Problem.
Transcribe the listing verbatim. Do not carry over any pictures.

Recorded data:
————

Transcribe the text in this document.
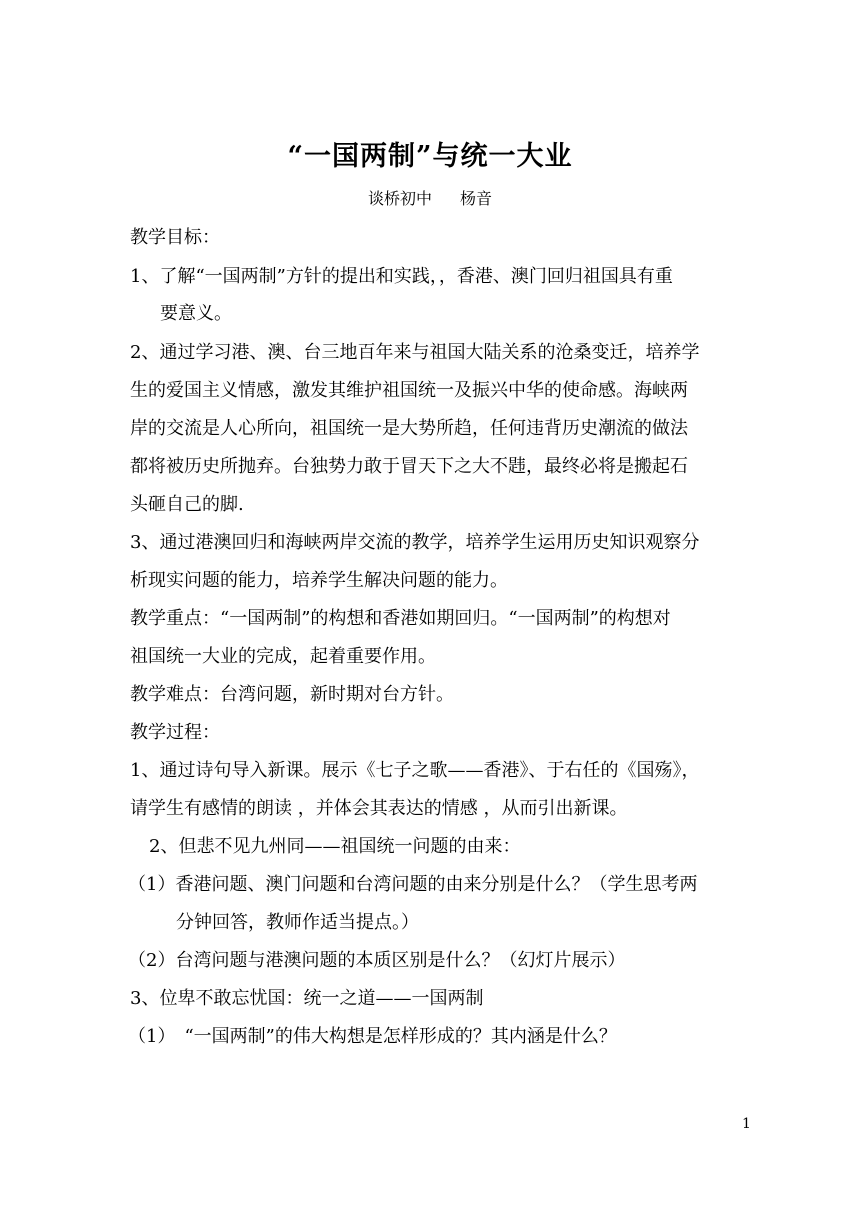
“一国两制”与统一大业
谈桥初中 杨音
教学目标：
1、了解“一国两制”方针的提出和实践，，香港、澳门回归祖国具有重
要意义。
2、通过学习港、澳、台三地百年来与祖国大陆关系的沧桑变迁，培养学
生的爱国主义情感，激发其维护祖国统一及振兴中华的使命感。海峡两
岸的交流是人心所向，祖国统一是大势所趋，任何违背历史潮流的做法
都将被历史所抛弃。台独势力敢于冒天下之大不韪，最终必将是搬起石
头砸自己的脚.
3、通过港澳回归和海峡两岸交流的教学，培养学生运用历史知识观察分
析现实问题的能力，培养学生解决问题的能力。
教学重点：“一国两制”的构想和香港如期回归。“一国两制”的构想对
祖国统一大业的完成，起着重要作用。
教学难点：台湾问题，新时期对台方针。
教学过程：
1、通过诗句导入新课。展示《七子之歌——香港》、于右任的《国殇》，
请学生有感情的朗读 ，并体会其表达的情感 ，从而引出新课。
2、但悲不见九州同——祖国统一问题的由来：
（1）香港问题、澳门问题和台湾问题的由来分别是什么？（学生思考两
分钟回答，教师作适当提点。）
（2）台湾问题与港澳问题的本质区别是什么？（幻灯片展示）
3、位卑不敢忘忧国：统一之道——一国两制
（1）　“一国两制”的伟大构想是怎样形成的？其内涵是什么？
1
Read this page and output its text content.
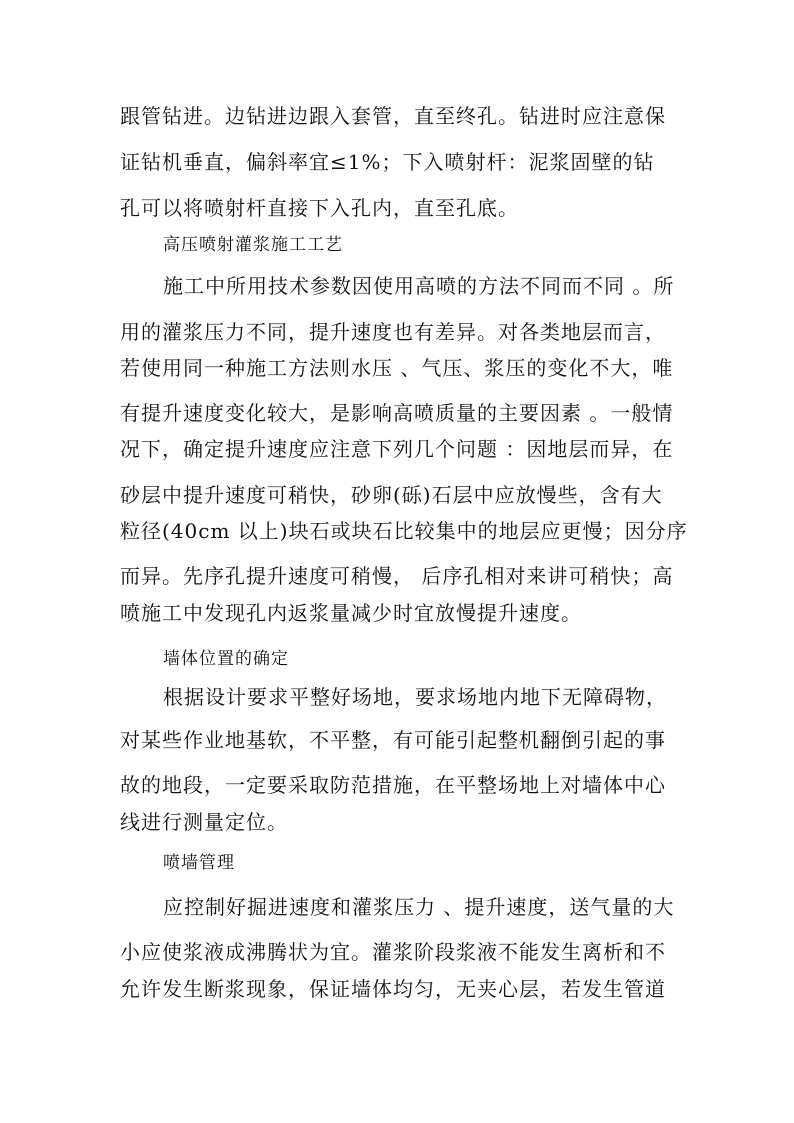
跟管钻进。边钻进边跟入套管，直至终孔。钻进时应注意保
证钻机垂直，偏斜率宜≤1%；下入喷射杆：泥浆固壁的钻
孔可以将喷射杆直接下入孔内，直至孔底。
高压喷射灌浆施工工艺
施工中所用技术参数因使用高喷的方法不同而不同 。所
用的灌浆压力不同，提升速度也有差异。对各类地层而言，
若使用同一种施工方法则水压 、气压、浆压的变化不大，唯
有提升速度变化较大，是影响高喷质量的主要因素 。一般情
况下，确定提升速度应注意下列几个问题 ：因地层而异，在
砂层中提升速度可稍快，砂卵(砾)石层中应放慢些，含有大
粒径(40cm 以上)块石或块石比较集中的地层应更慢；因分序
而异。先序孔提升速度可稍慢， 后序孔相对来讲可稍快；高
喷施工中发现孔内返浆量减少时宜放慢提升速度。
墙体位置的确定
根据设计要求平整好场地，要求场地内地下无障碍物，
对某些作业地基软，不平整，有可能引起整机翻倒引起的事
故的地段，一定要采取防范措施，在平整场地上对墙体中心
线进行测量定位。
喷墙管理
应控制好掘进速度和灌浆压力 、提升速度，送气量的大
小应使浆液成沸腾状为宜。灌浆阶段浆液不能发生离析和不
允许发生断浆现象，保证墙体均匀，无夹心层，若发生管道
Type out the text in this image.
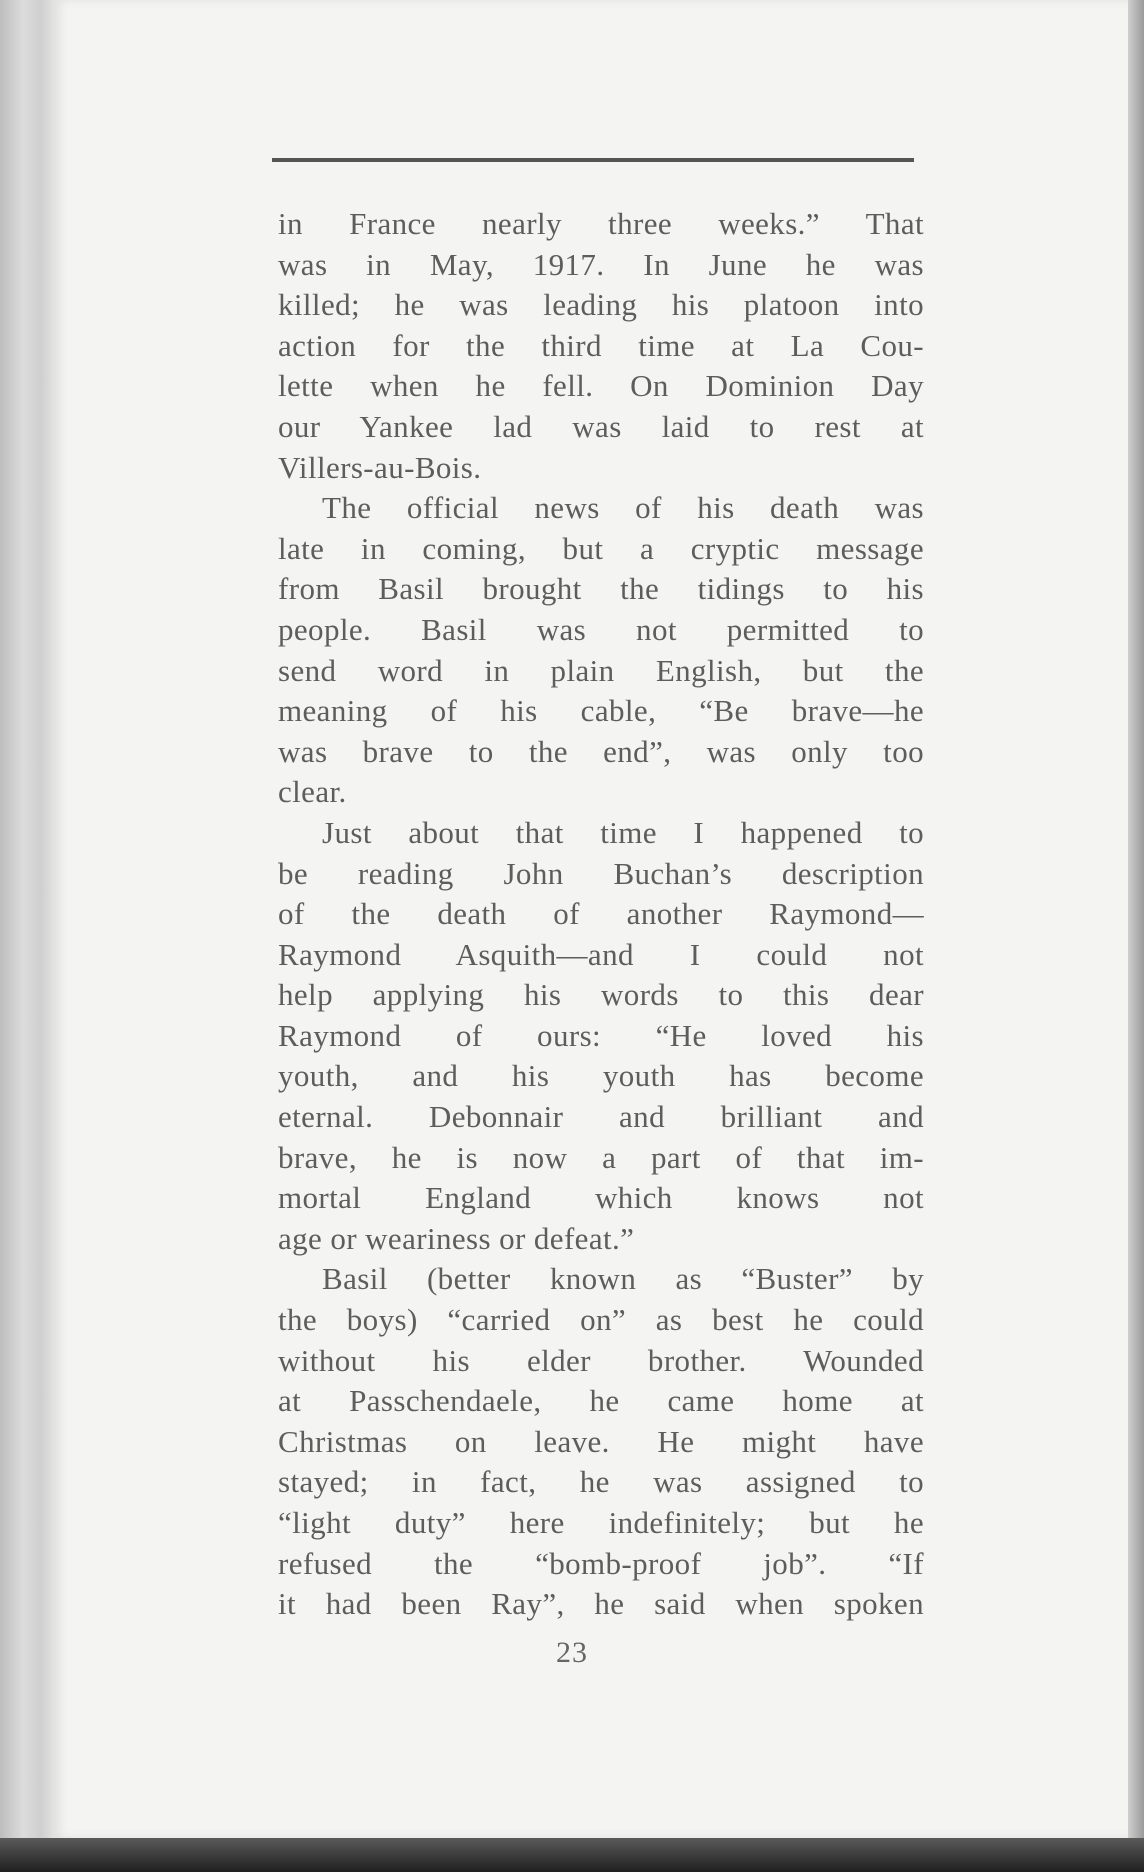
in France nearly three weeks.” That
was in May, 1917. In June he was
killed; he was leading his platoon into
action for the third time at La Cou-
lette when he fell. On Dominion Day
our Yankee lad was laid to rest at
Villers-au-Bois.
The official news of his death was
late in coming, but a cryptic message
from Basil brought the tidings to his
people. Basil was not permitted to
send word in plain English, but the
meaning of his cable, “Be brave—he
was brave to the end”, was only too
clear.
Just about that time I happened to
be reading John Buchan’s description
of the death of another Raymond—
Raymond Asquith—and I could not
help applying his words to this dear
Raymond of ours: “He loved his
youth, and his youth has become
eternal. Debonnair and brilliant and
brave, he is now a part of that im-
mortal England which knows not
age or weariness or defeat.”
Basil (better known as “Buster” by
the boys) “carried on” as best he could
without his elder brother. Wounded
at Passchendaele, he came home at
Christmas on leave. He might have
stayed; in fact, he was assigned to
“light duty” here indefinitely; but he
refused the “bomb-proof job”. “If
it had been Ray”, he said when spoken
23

————

Correct output.
Transcribe the text in this document.
“一国两制”与统一大业
谈桥初中 杨音
教学目标：
1、了解“一国两制”方针的提出和实践，，香港、澳门回归祖国具有重
要意义。
2、通过学习港、澳、台三地百年来与祖国大陆关系的沧桑变迁，培养学
生的爱国主义情感，激发其维护祖国统一及振兴中华的使命感。海峡两
岸的交流是人心所向，祖国统一是大势所趋，任何违背历史潮流的做法
都将被历史所抛弃。台独势力敢于冒天下之大不韪，最终必将是搬起石
头砸自己的脚.
3、通过港澳回归和海峡两岸交流的教学，培养学生运用历史知识观察分
析现实问题的能力，培养学生解决问题的能力。
教学重点：“一国两制”的构想和香港如期回归。“一国两制”的构想对
祖国统一大业的完成，起着重要作用。
教学难点：台湾问题，新时期对台方针。
教学过程：
1、通过诗句导入新课。展示《七子之歌——香港》、于右任的《国殇》，
请学生有感情的朗读 ，并体会其表达的情感 ，从而引出新课。
2、但悲不见九州同——祖国统一问题的由来：
（1）香港问题、澳门问题和台湾问题的由来分别是什么？（学生思考两
分钟回答，教师作适当提点。）
（2）台湾问题与港澳问题的本质区别是什么？（幻灯片展示）
3、位卑不敢忘忧国：统一之道——一国两制
（1）　“一国两制”的伟大构想是怎样形成的？其内涵是什么？
1
Read this page and output its text content.
跟管钻进。边钻进边跟入套管，直至终孔。钻进时应注意保
证钻机垂直，偏斜率宜≤1%；下入喷射杆：泥浆固壁的钻
孔可以将喷射杆直接下入孔内，直至孔底。
高压喷射灌浆施工工艺
施工中所用技术参数因使用高喷的方法不同而不同 。所
用的灌浆压力不同，提升速度也有差异。对各类地层而言，
若使用同一种施工方法则水压 、气压、浆压的变化不大，唯
有提升速度变化较大，是影响高喷质量的主要因素 。一般情
况下，确定提升速度应注意下列几个问题 ：因地层而异，在
砂层中提升速度可稍快，砂卵(砾)石层中应放慢些，含有大
粒径(40cm 以上)块石或块石比较集中的地层应更慢；因分序
而异。先序孔提升速度可稍慢， 后序孔相对来讲可稍快；高
喷施工中发现孔内返浆量减少时宜放慢提升速度。
墙体位置的确定
根据设计要求平整好场地，要求场地内地下无障碍物，
对某些作业地基软，不平整，有可能引起整机翻倒引起的事
故的地段，一定要采取防范措施，在平整场地上对墙体中心
线进行测量定位。
喷墙管理
应控制好掘进速度和灌浆压力 、提升速度，送气量的大
小应使浆液成沸腾状为宜。灌浆阶段浆液不能发生离析和不
允许发生断浆现象，保证墙体均匀，无夹心层，若发生管道
Type out the text in this image.
in France nearly three weeks.” That
was in May, 1917. In June he was
killed; he was leading his platoon into
action for the third time at La Cou-
lette when he fell. On Dominion Day
our Yankee lad was laid to rest at
Villers-au-Bois.
The official news of his death was
late in coming, but a cryptic message
from Basil brought the tidings to his
people. Basil was not permitted to
send word in plain English, but the
meaning of his cable, “Be brave—he
was brave to the end”, was only too
clear.
Just about that time I happened to
be reading John Buchan’s description
of the death of another Raymond—
Raymond Asquith—and I could not
help applying his words to this dear
Raymond of ours: “He loved his
youth, and his youth has become
eternal. Debonnair and brilliant and
brave, he is now a part of that im-
mortal England which knows not
age or weariness or defeat.”
Basil (better known as “Buster” by
the boys) “carried on” as best he could
without his elder brother. Wounded
at Passchendaele, he came home at
Christmas on leave. He might have
stayed; in fact, he was assigned to
“light duty” here indefinitely; but he
refused the “bomb-proof job”. “If
it had been Ray”, he said when spoken
23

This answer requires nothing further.